What is needed: Copy out every line in the entries below that includes "пункте".

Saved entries
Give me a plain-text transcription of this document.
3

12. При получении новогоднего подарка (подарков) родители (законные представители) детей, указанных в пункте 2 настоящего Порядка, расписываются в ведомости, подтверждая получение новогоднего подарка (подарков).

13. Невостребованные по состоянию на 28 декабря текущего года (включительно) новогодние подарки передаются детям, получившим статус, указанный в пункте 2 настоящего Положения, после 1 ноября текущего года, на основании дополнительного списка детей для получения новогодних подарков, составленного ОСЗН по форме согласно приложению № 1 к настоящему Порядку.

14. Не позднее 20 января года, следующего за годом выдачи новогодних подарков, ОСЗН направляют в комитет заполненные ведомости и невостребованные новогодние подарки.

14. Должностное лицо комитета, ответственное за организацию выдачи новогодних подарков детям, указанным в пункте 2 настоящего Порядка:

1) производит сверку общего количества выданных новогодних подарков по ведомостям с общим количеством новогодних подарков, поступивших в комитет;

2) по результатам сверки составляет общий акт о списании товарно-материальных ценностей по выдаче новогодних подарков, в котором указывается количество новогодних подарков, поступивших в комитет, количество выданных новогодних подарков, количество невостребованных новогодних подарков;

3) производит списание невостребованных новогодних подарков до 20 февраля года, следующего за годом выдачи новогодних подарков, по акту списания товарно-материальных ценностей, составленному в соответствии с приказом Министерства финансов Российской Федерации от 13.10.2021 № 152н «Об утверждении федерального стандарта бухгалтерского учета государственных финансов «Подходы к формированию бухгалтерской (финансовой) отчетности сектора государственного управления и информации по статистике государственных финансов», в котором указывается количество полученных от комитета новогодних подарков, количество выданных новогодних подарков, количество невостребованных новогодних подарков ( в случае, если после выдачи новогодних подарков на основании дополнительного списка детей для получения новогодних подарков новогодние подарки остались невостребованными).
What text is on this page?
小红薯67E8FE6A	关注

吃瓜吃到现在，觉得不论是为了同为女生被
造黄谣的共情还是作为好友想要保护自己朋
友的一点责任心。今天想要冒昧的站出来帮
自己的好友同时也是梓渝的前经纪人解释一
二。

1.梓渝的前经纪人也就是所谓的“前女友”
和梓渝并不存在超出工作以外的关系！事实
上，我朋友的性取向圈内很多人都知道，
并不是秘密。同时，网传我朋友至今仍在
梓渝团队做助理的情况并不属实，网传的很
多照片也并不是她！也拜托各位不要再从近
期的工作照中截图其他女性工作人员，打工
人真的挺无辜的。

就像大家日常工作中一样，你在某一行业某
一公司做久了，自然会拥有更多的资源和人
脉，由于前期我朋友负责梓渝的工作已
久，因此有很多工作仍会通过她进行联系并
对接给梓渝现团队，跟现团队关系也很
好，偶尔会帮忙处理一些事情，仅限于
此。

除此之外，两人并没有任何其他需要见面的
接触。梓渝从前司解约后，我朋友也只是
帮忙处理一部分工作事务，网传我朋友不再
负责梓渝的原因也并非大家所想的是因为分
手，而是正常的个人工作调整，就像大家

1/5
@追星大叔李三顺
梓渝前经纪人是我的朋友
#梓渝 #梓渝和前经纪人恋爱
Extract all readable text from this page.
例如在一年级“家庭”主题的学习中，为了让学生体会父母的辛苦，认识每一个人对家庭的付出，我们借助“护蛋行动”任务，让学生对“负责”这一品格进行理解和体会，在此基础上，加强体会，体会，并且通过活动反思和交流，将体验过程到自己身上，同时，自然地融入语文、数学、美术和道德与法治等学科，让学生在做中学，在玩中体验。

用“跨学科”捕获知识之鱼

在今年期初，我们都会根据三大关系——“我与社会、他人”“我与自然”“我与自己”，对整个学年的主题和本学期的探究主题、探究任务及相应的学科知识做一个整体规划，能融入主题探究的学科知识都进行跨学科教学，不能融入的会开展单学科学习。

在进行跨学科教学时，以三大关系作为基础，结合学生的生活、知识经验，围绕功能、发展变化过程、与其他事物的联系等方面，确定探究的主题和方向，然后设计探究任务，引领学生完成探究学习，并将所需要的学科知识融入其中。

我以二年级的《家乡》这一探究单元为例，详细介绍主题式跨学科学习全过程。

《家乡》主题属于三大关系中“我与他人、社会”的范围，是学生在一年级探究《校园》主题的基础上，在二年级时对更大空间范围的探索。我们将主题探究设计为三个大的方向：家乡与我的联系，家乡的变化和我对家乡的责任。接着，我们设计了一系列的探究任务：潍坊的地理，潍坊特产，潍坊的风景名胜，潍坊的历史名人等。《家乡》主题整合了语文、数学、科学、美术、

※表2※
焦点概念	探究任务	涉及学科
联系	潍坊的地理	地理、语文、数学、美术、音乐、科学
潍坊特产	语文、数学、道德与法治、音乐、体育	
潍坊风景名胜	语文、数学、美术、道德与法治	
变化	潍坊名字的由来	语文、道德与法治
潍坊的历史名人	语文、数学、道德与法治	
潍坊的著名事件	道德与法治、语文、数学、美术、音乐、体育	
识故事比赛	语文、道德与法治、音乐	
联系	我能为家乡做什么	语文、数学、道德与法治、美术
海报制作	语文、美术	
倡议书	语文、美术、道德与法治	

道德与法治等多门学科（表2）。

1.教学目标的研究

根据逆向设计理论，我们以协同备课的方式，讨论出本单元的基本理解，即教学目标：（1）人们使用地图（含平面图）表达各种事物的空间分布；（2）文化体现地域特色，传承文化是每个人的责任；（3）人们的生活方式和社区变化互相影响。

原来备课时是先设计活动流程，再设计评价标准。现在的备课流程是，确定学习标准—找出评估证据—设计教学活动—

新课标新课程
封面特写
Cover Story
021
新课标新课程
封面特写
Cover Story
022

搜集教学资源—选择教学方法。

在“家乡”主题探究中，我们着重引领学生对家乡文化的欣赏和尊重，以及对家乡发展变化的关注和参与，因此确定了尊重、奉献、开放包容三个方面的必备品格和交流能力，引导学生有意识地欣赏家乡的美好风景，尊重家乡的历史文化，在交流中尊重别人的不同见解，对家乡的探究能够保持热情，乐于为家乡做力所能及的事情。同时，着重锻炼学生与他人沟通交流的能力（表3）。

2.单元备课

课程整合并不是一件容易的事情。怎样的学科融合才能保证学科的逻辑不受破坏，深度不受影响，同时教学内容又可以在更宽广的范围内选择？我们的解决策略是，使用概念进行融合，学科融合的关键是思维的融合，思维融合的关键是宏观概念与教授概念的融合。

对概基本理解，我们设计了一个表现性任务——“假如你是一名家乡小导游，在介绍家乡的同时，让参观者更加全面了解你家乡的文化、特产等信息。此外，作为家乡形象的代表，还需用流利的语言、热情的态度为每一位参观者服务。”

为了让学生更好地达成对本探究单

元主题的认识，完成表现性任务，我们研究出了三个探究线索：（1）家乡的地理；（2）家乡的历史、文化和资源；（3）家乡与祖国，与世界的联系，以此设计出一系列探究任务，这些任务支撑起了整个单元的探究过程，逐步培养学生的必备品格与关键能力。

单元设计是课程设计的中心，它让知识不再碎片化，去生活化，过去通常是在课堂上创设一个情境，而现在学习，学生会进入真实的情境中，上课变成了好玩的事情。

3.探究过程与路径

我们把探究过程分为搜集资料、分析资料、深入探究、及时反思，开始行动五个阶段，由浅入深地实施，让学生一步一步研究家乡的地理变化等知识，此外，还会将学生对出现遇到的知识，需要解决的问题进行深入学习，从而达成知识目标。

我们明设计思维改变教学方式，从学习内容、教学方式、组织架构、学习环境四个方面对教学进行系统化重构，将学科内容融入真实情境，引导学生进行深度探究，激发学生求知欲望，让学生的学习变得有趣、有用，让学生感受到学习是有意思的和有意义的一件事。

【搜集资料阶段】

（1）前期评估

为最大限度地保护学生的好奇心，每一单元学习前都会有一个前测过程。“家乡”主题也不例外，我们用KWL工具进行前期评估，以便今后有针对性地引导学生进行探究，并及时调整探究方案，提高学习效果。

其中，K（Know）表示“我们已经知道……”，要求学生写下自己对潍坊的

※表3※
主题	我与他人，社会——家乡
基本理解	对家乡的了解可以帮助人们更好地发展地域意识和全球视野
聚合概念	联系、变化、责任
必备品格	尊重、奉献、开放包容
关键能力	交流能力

Problem solution:
12. При получении новогоднего подарка (подарков) родители (законные представители) детей, указанных в пункте 2 настоящего Порядка, расписываются в ведомости, подтверждая получение новогоднего подарка (подарков).
13. Невостребованные по состоянию на 28 декабря текущего года (включительно) новогодние подарки передаются детям, получившим статус, указанный в пункте 2 настоящего Положения, после 1 ноября текущего года, на основании дополнительного списка детей для получения новогодних подарков, составленного ОСЗН по форме согласно приложению № 1 к настоящему Порядку.
14. Должностное лицо комитета, ответственное за организацию выдачи новогодних подарков детям, указанным в пункте 2 настоящего Порядка:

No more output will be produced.